[INSTRUCTION]:
For the data below, work out how many lines include the string "Chloé" and report only the number.

[Records]
>> BEGIN

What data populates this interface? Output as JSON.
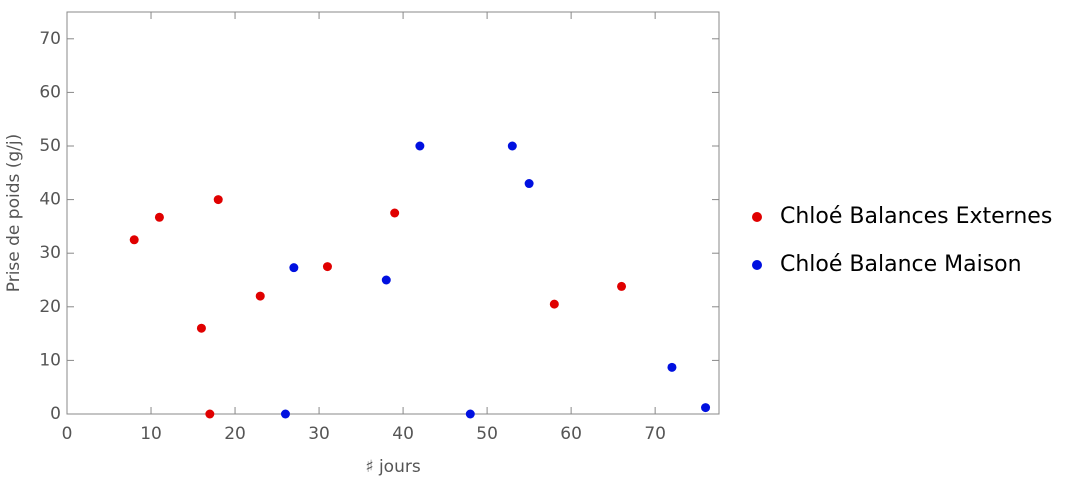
{
  "chart_data": {
    "type": "scatter",
    "x_label": "♯ jours",
    "y_label": "Prise de poids (g/j)",
    "xlim": [
      0,
      77.6
    ],
    "ylim": [
      0,
      75
    ],
    "xticks": [
      0,
      10,
      20,
      30,
      40,
      50,
      60,
      70
    ],
    "yticks": [
      0,
      10,
      20,
      30,
      40,
      50,
      60,
      70
    ],
    "legend": "right",
    "series": [
      {
        "name": "Chloé Balances Externes",
        "color": "#e00000",
        "x": [
          8,
          11,
          16,
          17,
          18,
          23,
          31,
          39,
          58,
          66
        ],
        "values": [
          32.5,
          36.7,
          16,
          0,
          40,
          22,
          27.5,
          37.5,
          20.5,
          23.8
        ]
      },
      {
        "name": "Chloé Balance Maison",
        "color": "#0010e0",
        "x": [
          26,
          27,
          38,
          42,
          48,
          53,
          55,
          72,
          76
        ],
        "values": [
          0,
          27.3,
          25,
          50,
          0,
          50,
          43,
          8.7,
          1.2
        ]
      }
    ]
  }
}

>> END

[OUTPUT FOR THIS EXERCISE]:
2